Your task is to reproduce the material exactly.

═════ Source records ═════

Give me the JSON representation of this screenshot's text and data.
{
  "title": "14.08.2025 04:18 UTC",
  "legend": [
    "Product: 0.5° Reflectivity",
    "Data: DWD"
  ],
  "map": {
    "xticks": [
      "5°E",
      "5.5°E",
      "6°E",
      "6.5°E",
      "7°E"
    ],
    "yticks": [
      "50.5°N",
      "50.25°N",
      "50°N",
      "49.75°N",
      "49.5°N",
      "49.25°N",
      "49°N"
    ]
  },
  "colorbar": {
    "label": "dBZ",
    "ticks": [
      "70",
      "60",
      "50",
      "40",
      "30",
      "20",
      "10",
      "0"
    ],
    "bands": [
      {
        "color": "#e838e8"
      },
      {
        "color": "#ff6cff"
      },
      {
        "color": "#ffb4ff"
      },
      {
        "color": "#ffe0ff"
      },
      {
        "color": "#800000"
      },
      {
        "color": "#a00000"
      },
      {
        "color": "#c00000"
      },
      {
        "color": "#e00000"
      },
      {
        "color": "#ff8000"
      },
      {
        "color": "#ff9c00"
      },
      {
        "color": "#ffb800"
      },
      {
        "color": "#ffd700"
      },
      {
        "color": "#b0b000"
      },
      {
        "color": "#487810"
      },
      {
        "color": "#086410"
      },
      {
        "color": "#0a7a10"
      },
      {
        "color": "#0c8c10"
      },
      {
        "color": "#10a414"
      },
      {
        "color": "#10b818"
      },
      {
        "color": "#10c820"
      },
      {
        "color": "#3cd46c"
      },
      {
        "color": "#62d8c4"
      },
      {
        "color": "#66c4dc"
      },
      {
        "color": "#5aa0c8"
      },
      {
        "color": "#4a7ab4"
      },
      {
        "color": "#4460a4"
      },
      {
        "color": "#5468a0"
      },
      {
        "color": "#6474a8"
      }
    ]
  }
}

═════

**Exercise solution:**
Give me the JSON representation of this screenshot's text and data.
{
  "title": "14.08.2025 04:18 UTC",
  "legend": [
    "Product: 0.5° Reflectivity",
    "Data: DWD"
  ],
  "map": {
    "xticks": [
      "5°E",
      "5.5°E",
      "6°E",
      "6.5°E",
      "7°E"
    ],
    "yticks": [
      "50.5°N",
      "50.25°N",
      "50°N",
      "49.75°N",
      "49.5°N",
      "49.25°N",
      "49°N"
    ]
  },
  "colorbar": {
    "label": "dBZ",
    "ticks": [
      "70",
      "60",
      "50",
      "40",
      "30",
      "20",
      "10",
      "0"
    ],
    "bands": [
      {
        "color": "#e838e8"
      },
      {
        "color": "#ff6cff"
      },
      {
        "color": "#ffb4ff"
      },
      {
        "color": "#ffe0ff"
      },
      {
        "color": "#800000"
      },
      {
        "color": "#a00000"
      },
      {
        "color": "#c00000"
      },
      {
        "color": "#e00000"
      },
      {
        "color": "#ff8000"
      },
      {
        "color": "#ff9c00"
      },
      {
        "color": "#ffb800"
      },
      {
        "color": "#ffd700"
      },
      {
        "color": "#b0b000"
      },
      {
        "color": "#487810"
      },
      {
        "color": "#086410"
      },
      {
        "color": "#0a7a10"
      },
      {
        "color": "#0c8c10"
      },
      {
        "color": "#10a414"
      },
      {
        "color": "#10b818"
      },
      {
        "color": "#10c820"
      },
      {
        "color": "#3cd46c"
      },
      {
        "color": "#62d8c4"
      },
      {
        "color": "#66c4dc"
      },
      {
        "color": "#5aa0c8"
      },
      {
        "color": "#4a7ab4"
      },
      {
        "color": "#4460a4"
      },
      {
        "color": "#5468a0"
      },
      {
        "color": "#6474a8"
      }
    ]
  }
}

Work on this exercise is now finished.